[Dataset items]
____
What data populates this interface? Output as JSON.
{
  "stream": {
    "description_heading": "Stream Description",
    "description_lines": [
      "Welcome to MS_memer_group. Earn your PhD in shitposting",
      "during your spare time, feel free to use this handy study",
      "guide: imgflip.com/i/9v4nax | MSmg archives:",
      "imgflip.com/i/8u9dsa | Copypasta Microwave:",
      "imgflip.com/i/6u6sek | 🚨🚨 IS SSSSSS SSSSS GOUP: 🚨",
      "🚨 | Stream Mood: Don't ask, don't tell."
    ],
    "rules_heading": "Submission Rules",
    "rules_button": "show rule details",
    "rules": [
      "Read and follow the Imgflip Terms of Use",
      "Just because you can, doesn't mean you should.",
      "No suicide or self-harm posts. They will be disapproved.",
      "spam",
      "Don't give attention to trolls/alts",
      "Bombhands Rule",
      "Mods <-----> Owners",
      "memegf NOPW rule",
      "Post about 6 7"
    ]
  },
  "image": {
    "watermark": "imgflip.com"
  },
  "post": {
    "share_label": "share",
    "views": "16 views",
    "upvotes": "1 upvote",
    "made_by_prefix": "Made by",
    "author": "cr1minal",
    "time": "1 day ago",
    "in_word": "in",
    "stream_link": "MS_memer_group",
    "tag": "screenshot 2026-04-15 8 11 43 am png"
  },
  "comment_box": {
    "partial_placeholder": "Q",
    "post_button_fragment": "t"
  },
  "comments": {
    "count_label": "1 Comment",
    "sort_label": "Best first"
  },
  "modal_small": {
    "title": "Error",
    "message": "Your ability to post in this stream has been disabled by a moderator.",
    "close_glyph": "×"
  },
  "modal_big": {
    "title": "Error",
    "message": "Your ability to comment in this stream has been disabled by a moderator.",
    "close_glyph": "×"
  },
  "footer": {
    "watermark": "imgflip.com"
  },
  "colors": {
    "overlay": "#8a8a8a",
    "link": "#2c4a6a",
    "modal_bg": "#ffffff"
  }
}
____
The problem: Look over the material above and show each line where "time" appears.

Result of the exercise:
      "during your spare time, feel free to use this handy study",
    "time": "1 day ago",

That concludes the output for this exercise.